Word for word, print each line of the listing below; pictures stay out.

[START Exercise input]

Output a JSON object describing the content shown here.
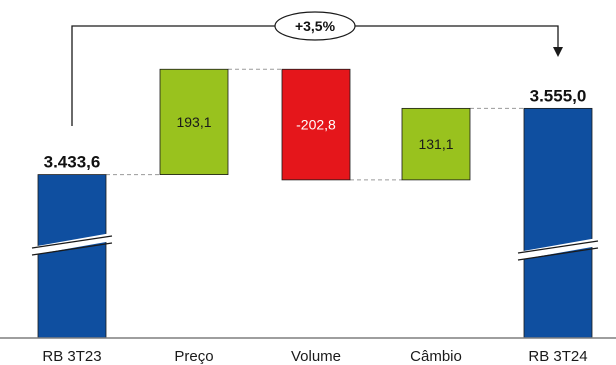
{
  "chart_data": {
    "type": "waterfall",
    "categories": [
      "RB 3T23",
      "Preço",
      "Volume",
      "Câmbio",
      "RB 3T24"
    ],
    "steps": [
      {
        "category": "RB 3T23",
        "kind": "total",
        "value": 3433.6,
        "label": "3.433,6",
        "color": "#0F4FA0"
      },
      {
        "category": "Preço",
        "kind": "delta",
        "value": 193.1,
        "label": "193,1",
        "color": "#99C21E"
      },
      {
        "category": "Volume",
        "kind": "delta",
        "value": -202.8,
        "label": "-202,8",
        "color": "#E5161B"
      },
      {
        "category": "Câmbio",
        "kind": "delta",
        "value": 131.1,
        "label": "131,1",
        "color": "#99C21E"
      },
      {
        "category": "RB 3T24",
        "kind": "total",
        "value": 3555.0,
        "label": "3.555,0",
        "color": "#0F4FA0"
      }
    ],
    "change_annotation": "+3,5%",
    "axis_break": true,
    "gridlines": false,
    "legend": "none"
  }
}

[END Exercise input]

#### Correct answer
Output a JSON object describing the content shown here.
{
  "chart_data": {
    "type": "waterfall",
    "categories": [
      "RB 3T23",
      "Preço",
      "Volume",
      "Câmbio",
      "RB 3T24"
    ],
    "steps": [
      {
        "category": "RB 3T23",
        "kind": "total",
        "value": 3433.6,
        "label": "3.433,6",
        "color": "#0F4FA0"
      },
      {
        "category": "Preço",
        "kind": "delta",
        "value": 193.1,
        "label": "193,1",
        "color": "#99C21E"
      },
      {
        "category": "Volume",
        "kind": "delta",
        "value": -202.8,
        "label": "-202,8",
        "color": "#E5161B"
      },
      {
        "category": "Câmbio",
        "kind": "delta",
        "value": 131.1,
        "label": "131,1",
        "color": "#99C21E"
      },
      {
        "category": "RB 3T24",
        "kind": "total",
        "value": 3555.0,
        "label": "3.555,0",
        "color": "#0F4FA0"
      }
    ],
    "change_annotation": "+3,5%",
    "axis_break": true,
    "gridlines": false,
    "legend": "none"
  }
}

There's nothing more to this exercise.